Exercise input:
--------

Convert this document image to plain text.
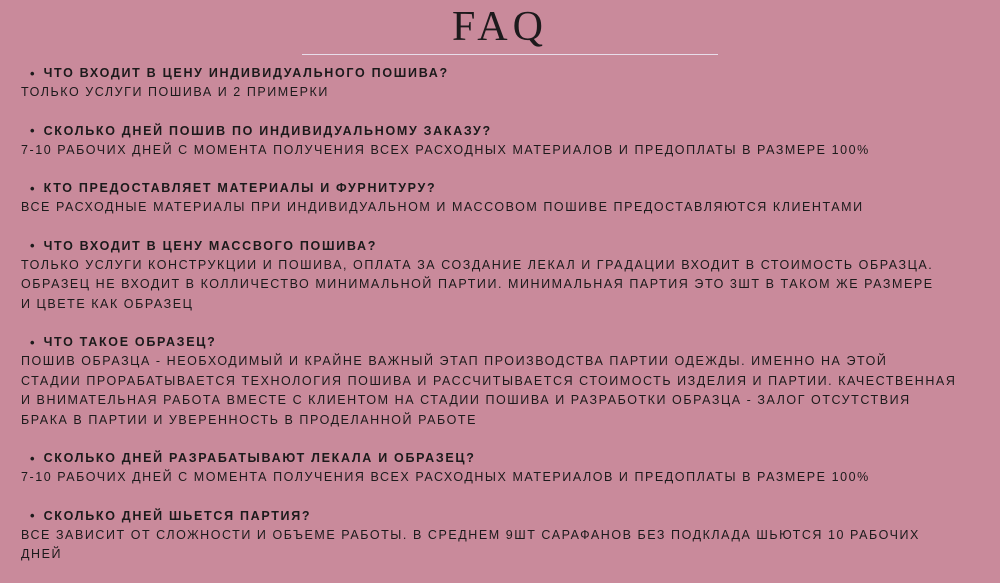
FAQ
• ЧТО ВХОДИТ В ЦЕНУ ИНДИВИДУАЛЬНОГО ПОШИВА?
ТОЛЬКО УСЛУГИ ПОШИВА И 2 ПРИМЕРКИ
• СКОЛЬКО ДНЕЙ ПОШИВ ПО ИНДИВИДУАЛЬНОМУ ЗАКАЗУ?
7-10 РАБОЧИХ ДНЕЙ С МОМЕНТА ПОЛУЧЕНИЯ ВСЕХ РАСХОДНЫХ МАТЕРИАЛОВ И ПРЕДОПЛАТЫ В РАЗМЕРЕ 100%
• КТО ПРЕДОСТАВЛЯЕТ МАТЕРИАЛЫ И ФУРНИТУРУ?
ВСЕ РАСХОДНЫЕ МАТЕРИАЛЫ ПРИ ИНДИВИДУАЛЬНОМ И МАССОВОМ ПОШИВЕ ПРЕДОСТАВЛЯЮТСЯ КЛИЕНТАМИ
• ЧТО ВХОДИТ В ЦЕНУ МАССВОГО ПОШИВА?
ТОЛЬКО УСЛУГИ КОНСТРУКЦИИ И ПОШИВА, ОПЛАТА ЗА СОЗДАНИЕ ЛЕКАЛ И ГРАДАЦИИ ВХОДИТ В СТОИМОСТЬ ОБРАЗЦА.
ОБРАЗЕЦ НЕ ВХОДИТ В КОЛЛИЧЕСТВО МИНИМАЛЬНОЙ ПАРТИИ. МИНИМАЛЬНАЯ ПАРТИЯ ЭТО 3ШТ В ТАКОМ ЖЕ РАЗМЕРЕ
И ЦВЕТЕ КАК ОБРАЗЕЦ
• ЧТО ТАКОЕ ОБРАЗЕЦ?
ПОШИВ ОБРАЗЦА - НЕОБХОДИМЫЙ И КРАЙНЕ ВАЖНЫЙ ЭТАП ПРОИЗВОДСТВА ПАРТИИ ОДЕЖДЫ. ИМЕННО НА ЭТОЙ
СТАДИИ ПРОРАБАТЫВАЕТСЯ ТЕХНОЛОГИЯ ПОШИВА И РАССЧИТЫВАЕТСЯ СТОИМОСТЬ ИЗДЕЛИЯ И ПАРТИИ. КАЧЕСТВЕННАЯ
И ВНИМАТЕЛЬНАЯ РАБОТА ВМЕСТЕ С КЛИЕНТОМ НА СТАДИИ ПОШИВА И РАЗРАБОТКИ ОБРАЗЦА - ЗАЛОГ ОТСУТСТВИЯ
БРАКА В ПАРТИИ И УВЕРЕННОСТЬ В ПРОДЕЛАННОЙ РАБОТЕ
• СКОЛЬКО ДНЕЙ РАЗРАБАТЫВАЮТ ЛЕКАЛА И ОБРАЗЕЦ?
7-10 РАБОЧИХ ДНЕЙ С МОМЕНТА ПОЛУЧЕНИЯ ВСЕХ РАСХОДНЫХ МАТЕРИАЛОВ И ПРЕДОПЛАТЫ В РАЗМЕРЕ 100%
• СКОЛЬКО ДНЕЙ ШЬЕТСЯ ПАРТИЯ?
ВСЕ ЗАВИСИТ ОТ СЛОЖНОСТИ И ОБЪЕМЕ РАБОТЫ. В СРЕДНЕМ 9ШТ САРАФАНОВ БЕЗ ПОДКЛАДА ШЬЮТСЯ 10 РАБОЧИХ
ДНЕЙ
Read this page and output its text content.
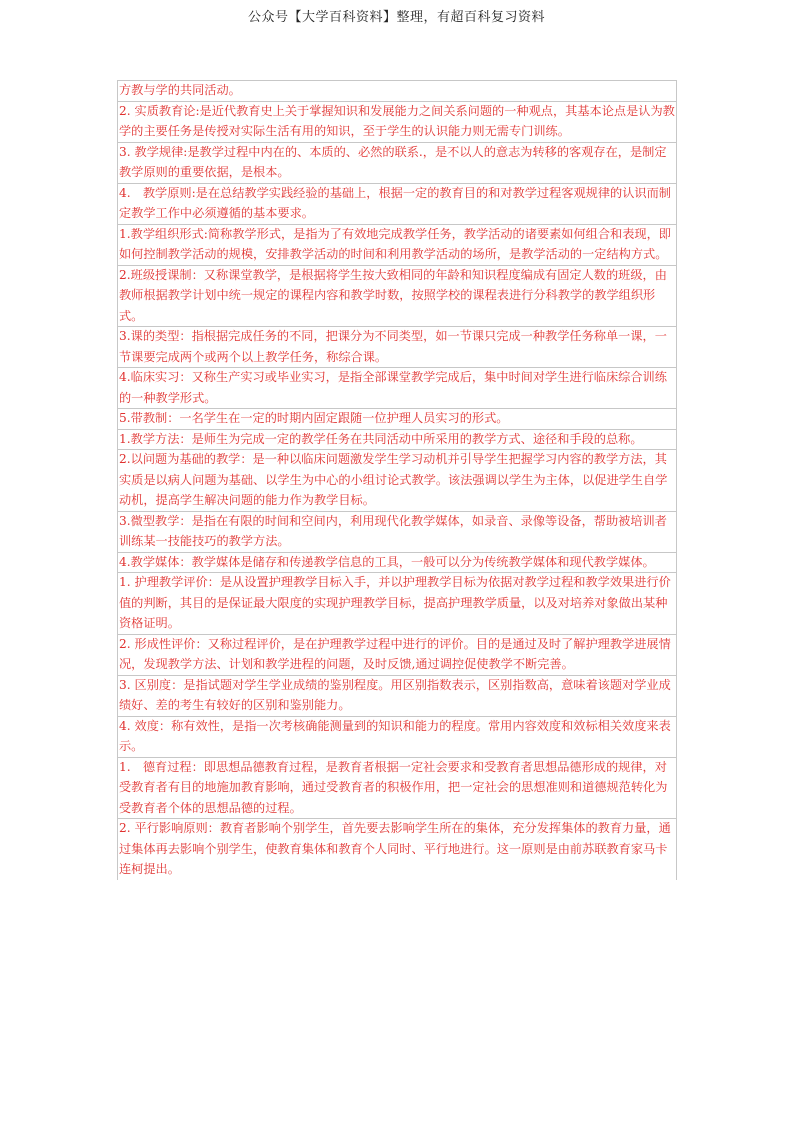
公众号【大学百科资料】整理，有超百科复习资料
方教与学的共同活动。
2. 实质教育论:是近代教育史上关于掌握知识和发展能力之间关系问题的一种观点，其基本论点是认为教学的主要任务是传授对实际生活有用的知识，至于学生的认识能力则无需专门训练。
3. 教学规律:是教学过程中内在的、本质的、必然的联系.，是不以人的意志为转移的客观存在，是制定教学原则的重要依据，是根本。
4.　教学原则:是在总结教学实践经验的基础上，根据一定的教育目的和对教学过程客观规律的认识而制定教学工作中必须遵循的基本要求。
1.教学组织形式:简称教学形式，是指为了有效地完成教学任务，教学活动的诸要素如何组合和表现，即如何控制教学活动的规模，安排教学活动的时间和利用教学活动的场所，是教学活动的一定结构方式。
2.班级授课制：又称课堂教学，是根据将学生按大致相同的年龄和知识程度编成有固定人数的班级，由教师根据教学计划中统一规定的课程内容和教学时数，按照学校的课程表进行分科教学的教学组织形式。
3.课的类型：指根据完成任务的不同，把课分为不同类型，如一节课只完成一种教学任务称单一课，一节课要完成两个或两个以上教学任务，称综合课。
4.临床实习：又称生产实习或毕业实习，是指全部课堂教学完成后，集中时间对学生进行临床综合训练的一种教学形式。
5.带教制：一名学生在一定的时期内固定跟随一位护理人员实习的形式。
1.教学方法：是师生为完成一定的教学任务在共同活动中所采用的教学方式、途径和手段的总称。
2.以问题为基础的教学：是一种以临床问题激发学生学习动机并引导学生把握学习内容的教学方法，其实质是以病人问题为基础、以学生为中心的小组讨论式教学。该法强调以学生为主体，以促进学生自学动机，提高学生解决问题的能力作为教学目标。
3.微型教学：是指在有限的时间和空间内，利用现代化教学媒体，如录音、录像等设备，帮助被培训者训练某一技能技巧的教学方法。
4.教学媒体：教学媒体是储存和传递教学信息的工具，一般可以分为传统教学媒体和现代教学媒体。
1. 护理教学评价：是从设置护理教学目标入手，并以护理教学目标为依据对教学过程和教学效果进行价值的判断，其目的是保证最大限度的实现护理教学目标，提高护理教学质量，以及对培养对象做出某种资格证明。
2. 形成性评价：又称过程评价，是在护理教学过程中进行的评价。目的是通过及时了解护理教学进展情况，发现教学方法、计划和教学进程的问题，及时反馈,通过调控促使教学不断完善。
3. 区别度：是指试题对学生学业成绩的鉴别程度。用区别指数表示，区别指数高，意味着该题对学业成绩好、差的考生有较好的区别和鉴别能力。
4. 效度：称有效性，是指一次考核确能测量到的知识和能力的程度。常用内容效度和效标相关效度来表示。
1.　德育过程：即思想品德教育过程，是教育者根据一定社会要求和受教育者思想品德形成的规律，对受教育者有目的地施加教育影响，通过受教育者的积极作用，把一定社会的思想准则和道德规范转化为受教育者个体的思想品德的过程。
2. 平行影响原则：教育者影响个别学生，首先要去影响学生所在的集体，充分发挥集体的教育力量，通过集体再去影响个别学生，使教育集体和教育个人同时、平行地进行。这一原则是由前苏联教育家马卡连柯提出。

--------

Exercise objective: Extract each line holding the word "ЦЕНУ" from the records.

Final result:
• ЧТО ВХОДИТ В ЦЕНУ ИНДИВИДУАЛЬНОГО ПОШИВА?
• ЧТО ВХОДИТ В ЦЕНУ МАССВОГО ПОШИВА?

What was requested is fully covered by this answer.